▶ **What this task involves**
Return all of the data exactly as written, without the pictures.

(Extracted data entries)
────────────────────

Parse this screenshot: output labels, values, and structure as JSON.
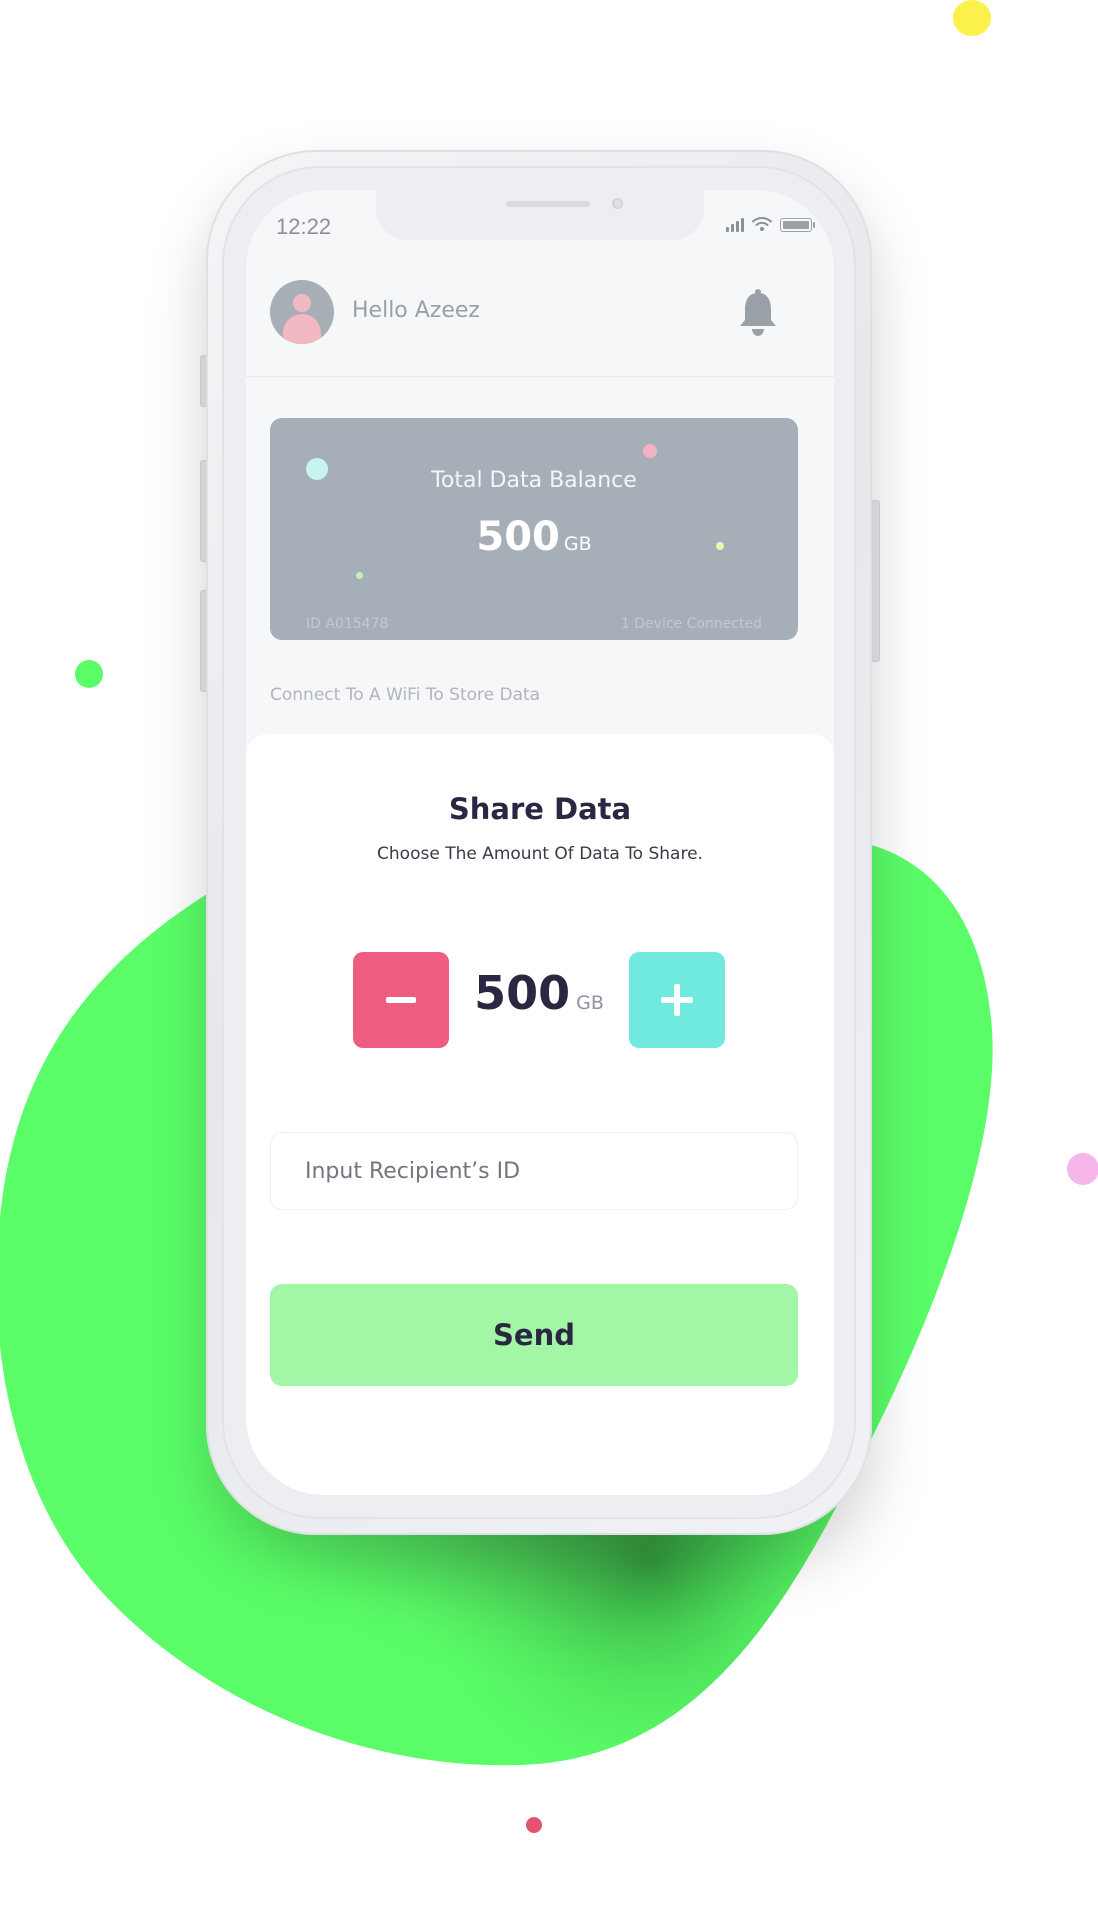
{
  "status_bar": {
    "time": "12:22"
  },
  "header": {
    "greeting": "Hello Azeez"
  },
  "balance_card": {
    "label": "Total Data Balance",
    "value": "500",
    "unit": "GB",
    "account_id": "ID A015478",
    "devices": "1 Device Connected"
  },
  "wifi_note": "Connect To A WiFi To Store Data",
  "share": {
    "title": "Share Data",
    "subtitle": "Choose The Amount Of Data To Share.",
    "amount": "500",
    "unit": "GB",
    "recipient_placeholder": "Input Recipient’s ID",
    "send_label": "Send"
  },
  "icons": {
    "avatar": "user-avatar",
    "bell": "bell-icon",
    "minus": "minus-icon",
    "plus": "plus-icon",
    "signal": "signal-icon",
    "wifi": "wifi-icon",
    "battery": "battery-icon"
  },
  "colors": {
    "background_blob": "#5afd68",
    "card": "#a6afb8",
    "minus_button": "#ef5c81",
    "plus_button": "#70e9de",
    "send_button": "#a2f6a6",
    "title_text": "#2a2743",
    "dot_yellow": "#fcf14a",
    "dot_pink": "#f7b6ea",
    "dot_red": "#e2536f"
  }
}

────────────────────

▶ **Complete output**
Parse this screenshot: output labels, values, and structure as JSON.
{
  "status_bar": {
    "time": "12:22"
  },
  "header": {
    "greeting": "Hello Azeez"
  },
  "balance_card": {
    "label": "Total Data Balance",
    "value": "500",
    "unit": "GB",
    "account_id": "ID A015478",
    "devices": "1 Device Connected"
  },
  "wifi_note": "Connect To A WiFi To Store Data",
  "share": {
    "title": "Share Data",
    "subtitle": "Choose The Amount Of Data To Share.",
    "amount": "500",
    "unit": "GB",
    "recipient_placeholder": "Input Recipient’s ID",
    "send_label": "Send"
  },
  "icons": {
    "avatar": "user-avatar",
    "bell": "bell-icon",
    "minus": "minus-icon",
    "plus": "plus-icon",
    "signal": "signal-icon",
    "wifi": "wifi-icon",
    "battery": "battery-icon"
  },
  "colors": {
    "background_blob": "#5afd68",
    "card": "#a6afb8",
    "minus_button": "#ef5c81",
    "plus_button": "#70e9de",
    "send_button": "#a2f6a6",
    "title_text": "#2a2743",
    "dot_yellow": "#fcf14a",
    "dot_pink": "#f7b6ea",
    "dot_red": "#e2536f"
  }
}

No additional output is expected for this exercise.